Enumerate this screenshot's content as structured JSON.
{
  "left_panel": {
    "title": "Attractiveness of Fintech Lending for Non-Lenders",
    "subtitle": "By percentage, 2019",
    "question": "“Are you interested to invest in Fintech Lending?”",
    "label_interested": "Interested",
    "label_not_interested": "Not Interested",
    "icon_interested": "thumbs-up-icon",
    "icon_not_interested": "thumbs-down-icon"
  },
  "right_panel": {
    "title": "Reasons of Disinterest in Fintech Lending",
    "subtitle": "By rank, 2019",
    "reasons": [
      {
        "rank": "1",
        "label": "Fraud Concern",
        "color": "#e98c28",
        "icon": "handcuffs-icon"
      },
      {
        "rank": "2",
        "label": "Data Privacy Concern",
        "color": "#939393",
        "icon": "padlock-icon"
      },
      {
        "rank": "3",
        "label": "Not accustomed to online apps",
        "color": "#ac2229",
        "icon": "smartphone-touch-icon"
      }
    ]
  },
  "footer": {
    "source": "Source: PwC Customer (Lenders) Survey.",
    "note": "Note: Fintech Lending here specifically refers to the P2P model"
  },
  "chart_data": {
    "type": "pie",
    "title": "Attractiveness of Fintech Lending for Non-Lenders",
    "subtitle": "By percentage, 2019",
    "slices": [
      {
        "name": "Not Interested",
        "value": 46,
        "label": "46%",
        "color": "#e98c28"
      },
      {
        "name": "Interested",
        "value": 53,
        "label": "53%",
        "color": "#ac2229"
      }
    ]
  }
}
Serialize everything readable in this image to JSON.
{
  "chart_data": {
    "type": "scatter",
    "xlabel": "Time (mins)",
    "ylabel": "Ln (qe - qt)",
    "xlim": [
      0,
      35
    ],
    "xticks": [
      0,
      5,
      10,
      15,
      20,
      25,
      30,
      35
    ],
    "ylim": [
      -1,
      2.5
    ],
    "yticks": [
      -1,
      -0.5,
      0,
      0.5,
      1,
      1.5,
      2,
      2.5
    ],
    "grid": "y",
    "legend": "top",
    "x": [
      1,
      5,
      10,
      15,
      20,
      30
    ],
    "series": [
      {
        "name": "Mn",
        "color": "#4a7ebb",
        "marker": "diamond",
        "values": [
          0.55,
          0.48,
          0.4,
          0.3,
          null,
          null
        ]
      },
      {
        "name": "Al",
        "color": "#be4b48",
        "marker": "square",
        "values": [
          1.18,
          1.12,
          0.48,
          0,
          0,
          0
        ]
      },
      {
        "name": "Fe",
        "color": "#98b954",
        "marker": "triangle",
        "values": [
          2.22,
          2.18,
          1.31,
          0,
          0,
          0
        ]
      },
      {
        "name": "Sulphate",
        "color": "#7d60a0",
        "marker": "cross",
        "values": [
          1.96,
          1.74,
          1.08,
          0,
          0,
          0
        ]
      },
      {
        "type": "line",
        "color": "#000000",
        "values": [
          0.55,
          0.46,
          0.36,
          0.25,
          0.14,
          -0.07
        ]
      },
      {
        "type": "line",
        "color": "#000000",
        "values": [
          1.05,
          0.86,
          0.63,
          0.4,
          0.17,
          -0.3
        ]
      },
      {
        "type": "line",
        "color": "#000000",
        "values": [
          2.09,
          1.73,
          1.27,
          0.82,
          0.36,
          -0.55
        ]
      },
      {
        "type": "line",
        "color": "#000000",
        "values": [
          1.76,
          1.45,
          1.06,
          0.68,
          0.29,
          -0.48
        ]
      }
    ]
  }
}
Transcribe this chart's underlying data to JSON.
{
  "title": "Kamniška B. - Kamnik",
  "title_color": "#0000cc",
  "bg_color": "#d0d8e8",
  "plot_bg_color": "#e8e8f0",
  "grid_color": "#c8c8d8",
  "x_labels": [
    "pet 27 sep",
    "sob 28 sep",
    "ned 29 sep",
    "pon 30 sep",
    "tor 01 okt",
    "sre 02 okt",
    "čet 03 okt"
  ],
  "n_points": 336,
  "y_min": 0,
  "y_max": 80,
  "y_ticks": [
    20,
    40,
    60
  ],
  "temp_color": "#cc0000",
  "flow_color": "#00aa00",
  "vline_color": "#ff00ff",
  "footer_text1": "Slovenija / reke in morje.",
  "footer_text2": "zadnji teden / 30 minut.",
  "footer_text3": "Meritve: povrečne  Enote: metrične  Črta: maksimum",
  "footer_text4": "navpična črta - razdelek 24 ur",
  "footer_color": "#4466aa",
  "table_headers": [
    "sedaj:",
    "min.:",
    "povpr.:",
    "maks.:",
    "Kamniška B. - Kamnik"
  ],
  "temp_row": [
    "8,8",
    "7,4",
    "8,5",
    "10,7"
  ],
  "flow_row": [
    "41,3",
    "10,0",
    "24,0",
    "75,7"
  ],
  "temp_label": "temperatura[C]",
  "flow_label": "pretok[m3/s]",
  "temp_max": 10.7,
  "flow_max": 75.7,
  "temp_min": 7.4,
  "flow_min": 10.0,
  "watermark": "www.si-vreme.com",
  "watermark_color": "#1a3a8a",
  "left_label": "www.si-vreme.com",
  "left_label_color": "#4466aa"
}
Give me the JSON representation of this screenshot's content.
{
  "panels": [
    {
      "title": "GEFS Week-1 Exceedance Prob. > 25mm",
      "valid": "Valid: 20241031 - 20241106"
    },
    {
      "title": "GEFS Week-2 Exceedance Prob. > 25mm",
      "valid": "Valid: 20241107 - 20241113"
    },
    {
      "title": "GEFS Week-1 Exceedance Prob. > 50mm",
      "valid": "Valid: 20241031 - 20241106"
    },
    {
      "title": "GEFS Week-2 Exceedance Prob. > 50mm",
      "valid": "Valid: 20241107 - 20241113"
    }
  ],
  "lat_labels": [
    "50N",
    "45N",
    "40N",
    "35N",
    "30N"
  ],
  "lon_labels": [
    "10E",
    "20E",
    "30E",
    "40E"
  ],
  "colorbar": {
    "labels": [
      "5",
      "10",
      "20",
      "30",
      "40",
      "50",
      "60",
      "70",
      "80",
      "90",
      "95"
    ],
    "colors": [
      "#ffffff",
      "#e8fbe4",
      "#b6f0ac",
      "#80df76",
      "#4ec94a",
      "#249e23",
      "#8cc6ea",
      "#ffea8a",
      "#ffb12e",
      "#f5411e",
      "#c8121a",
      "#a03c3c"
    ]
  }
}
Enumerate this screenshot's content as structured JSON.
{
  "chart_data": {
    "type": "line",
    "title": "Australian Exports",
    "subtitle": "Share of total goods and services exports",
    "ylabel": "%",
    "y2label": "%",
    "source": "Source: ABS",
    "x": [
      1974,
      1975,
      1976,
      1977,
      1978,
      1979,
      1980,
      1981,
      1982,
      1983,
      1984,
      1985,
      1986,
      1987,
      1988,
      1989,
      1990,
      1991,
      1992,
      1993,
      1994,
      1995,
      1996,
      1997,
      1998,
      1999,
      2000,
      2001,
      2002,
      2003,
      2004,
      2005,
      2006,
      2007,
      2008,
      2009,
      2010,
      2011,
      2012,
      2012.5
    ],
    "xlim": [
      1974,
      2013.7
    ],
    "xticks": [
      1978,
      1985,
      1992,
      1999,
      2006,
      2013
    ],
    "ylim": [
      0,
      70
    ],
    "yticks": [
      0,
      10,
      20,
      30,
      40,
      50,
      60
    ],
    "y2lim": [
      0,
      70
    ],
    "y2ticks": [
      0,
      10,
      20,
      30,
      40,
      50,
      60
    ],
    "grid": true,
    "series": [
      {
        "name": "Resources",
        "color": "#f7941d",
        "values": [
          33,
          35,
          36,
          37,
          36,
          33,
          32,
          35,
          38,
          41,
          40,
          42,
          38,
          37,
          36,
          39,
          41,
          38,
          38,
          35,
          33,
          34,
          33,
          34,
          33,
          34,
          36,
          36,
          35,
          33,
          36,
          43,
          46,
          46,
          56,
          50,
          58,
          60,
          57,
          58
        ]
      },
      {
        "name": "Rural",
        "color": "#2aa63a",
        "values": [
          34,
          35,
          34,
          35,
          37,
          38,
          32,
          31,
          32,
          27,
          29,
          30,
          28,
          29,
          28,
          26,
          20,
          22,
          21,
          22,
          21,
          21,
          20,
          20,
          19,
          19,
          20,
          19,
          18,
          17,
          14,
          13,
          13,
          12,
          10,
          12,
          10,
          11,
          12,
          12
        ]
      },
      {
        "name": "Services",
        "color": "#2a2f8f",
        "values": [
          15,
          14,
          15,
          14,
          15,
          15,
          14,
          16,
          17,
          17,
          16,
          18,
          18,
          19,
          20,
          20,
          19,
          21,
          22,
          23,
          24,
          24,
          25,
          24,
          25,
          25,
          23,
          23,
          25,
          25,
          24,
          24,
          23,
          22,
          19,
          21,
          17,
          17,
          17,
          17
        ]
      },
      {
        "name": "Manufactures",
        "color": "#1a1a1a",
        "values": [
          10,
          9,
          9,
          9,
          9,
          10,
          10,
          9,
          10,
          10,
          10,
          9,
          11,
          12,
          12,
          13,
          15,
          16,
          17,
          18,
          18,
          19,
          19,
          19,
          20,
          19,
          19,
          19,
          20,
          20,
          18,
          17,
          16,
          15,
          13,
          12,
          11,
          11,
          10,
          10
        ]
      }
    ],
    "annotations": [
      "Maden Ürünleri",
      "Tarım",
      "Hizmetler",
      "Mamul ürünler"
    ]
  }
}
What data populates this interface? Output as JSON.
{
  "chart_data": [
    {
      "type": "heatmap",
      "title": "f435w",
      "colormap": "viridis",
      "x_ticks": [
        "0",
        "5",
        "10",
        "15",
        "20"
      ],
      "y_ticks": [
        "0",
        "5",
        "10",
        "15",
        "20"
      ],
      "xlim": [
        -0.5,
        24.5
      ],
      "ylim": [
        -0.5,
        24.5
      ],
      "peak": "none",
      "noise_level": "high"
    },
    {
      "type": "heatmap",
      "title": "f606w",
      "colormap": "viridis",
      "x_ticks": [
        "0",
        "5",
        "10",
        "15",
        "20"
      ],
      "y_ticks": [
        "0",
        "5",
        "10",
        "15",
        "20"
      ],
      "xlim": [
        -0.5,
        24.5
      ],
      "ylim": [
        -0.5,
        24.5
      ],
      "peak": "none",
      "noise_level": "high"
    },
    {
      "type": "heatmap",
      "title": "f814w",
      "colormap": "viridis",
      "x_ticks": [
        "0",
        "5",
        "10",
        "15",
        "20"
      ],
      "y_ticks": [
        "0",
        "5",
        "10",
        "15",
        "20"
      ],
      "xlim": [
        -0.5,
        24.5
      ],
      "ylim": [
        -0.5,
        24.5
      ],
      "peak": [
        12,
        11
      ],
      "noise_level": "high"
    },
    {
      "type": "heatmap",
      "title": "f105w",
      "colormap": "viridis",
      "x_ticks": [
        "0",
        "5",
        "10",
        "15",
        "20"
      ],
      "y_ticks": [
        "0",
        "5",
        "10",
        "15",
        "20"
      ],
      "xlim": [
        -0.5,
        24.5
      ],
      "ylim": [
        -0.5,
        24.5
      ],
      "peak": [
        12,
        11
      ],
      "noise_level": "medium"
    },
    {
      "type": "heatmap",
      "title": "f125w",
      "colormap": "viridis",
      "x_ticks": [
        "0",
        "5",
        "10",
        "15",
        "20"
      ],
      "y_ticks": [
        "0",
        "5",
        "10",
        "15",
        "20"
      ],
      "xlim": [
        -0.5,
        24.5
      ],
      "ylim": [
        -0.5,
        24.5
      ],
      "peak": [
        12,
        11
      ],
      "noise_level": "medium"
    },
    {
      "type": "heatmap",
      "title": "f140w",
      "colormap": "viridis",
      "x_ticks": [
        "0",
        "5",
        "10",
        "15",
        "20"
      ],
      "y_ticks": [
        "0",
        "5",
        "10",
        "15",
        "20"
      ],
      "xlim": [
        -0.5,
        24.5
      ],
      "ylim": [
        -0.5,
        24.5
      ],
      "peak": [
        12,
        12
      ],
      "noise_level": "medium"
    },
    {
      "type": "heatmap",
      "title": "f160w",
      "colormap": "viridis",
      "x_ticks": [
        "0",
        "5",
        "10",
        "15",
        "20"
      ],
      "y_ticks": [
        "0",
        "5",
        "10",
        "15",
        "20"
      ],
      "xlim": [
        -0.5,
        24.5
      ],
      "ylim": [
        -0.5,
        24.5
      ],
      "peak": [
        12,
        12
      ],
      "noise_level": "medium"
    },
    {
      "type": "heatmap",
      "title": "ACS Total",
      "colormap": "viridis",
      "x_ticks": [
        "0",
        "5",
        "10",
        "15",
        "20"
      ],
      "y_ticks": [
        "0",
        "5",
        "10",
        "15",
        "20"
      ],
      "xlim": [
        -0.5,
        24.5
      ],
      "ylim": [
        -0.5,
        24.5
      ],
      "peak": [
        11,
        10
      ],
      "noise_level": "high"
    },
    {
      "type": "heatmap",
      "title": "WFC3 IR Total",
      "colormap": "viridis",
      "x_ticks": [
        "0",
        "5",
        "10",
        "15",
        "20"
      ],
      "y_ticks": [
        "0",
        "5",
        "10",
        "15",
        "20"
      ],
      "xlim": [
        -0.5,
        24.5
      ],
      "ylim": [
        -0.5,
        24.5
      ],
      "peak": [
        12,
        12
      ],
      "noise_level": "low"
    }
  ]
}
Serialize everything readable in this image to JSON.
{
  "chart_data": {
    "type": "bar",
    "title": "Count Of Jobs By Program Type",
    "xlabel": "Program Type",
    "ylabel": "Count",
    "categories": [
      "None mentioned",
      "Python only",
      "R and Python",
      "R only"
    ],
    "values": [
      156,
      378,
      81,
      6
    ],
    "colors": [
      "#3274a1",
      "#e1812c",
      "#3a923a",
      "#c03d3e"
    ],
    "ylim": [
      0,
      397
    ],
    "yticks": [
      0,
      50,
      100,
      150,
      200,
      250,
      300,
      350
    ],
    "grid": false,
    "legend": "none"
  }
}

---

How many of the lines above hold "Kamniška"? Answer with only the number.

FULL RESPONSE = 2